### Given exercise
Omit the pictures, then reproduce every remaining record exactly.

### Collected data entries

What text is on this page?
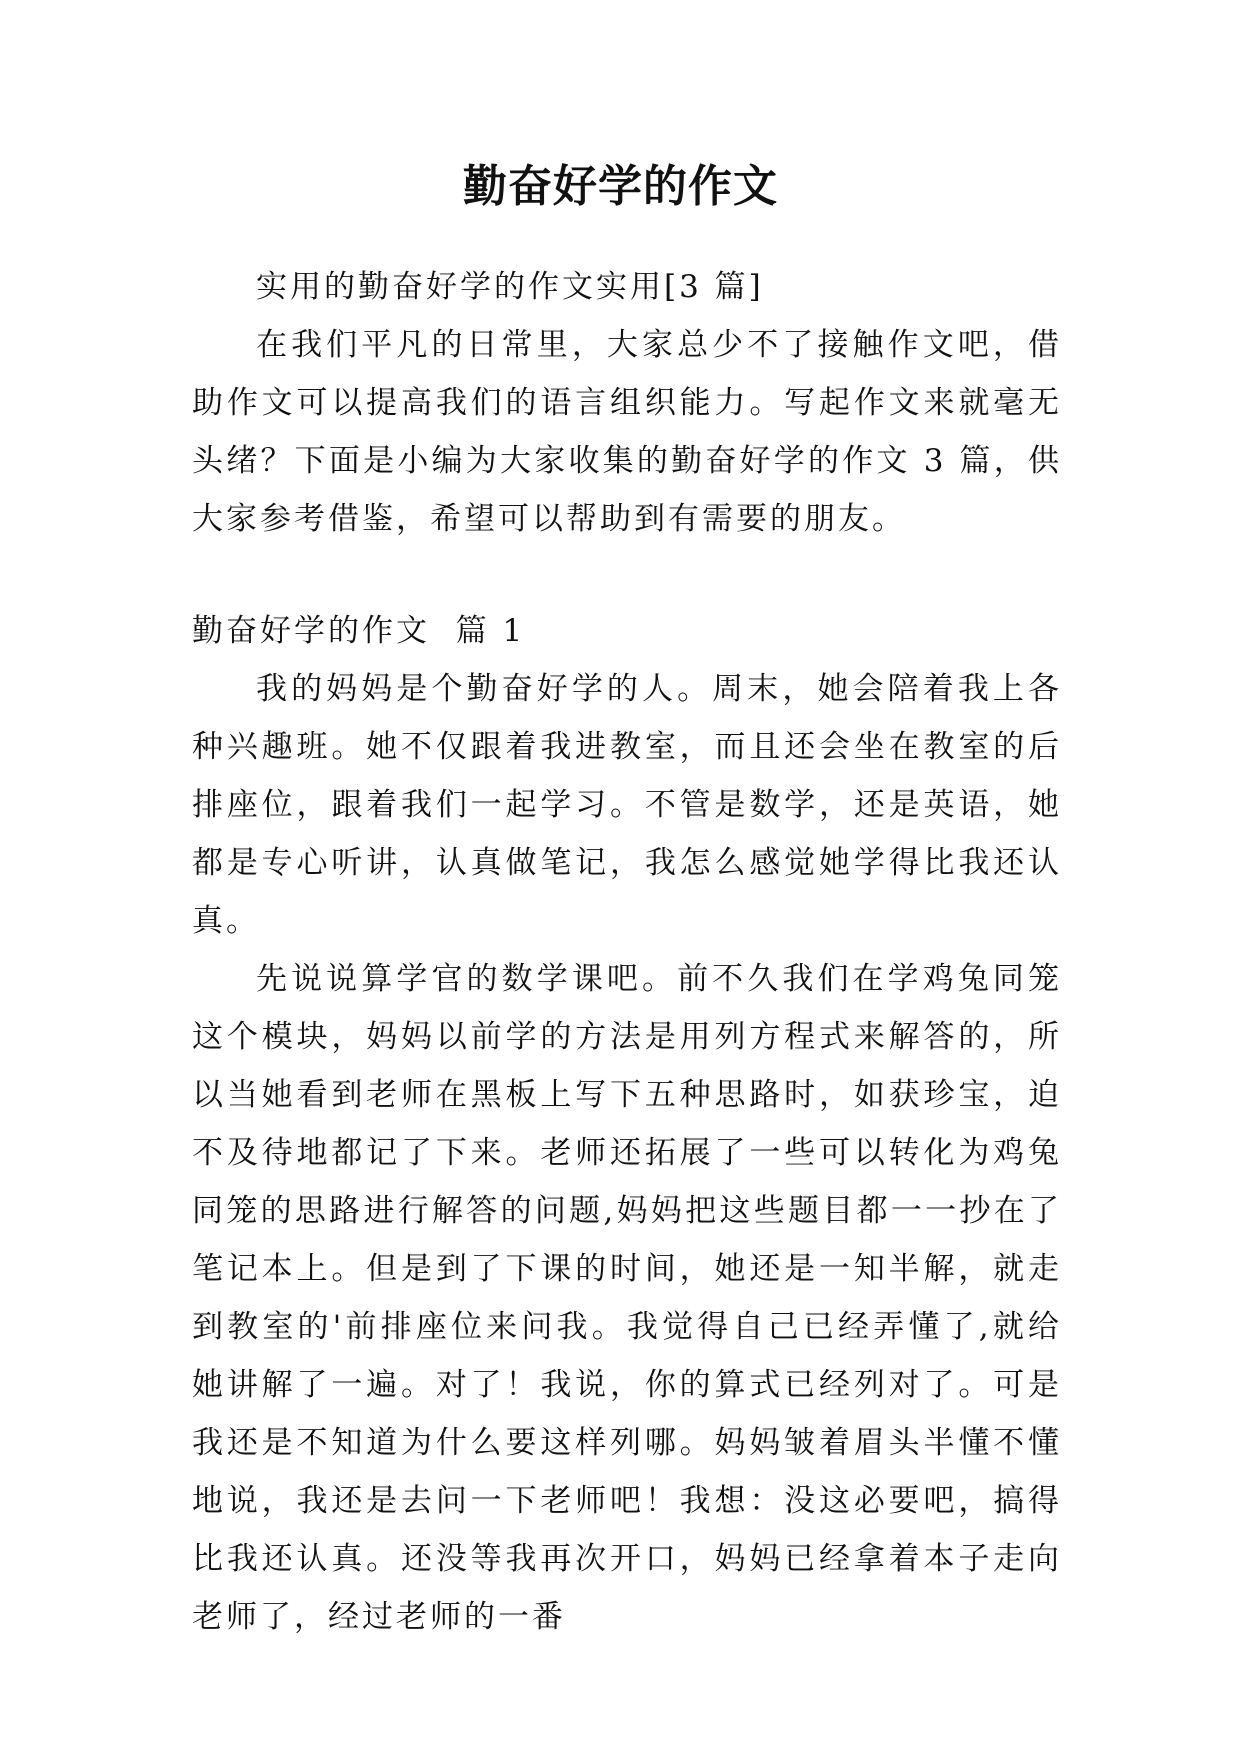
勤奋好学的作文

实用的勤奋好学的作文实用[3 篇]

在我们平凡的日常里，大家总少不了接触作文吧，借助作文可以提高我们的语言组织能力。写起作文来就毫无头绪？下面是小编为大家收集的勤奋好学的作文 3 篇，供大家参考借鉴，希望可以帮助到有需要的朋友。

勤奋好学的作文  篇 1

我的妈妈是个勤奋好学的人。周末，她会陪着我上各种兴趣班。她不仅跟着我进教室，而且还会坐在教室的后排座位，跟着我们一起学习。不管是数学，还是英语，她都是专心听讲，认真做笔记，我怎么感觉她学得比我还认真。

先说说算学官的数学课吧。前不久我们在学鸡兔同笼这个模块，妈妈以前学的方法是用列方程式来解答的，所以当她看到老师在黑板上写下五种思路时，如获珍宝，迫不及待地都记了下来。老师还拓展了一些可以转化为鸡兔同笼的思路进行解答的问题,妈妈把这些题目都一一抄在了笔记本上。但是到了下课的时间，她还是一知半解，就走到教室的'前排座位来问我。我觉得自己已经弄懂了,就给她讲解了一遍。对了！我说，你的算式已经列对了。可是我还是不知道为什么要这样列哪。妈妈皱着眉头半懂不懂地说，我还是去问一下老师吧！我想：没这必要吧，搞得比我还认真。还没等我再次开口，妈妈已经拿着本子走向老师了，经过老师的一番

### Answer to the problem
What text is on this page?
勤奋好学的作文

实用的勤奋好学的作文实用[3 篇]

在我们平凡的日常里，大家总少不了接触作文吧，借助作文可以提高我们的语言组织能力。写起作文来就毫无头绪？下面是小编为大家收集的勤奋好学的作文 3 篇，供大家参考借鉴，希望可以帮助到有需要的朋友。

勤奋好学的作文  篇 1

我的妈妈是个勤奋好学的人。周末，她会陪着我上各种兴趣班。她不仅跟着我进教室，而且还会坐在教室的后排座位，跟着我们一起学习。不管是数学，还是英语，她都是专心听讲，认真做笔记，我怎么感觉她学得比我还认真。

先说说算学官的数学课吧。前不久我们在学鸡兔同笼这个模块，妈妈以前学的方法是用列方程式来解答的，所以当她看到老师在黑板上写下五种思路时，如获珍宝，迫不及待地都记了下来。老师还拓展了一些可以转化为鸡兔同笼的思路进行解答的问题,妈妈把这些题目都一一抄在了笔记本上。但是到了下课的时间，她还是一知半解，就走到教室的'前排座位来问我。我觉得自己已经弄懂了,就给她讲解了一遍。对了！我说，你的算式已经列对了。可是我还是不知道为什么要这样列哪。妈妈皱着眉头半懂不懂地说，我还是去问一下老师吧！我想：没这必要吧，搞得比我还认真。还没等我再次开口，妈妈已经拿着本子走向老师了，经过老师的一番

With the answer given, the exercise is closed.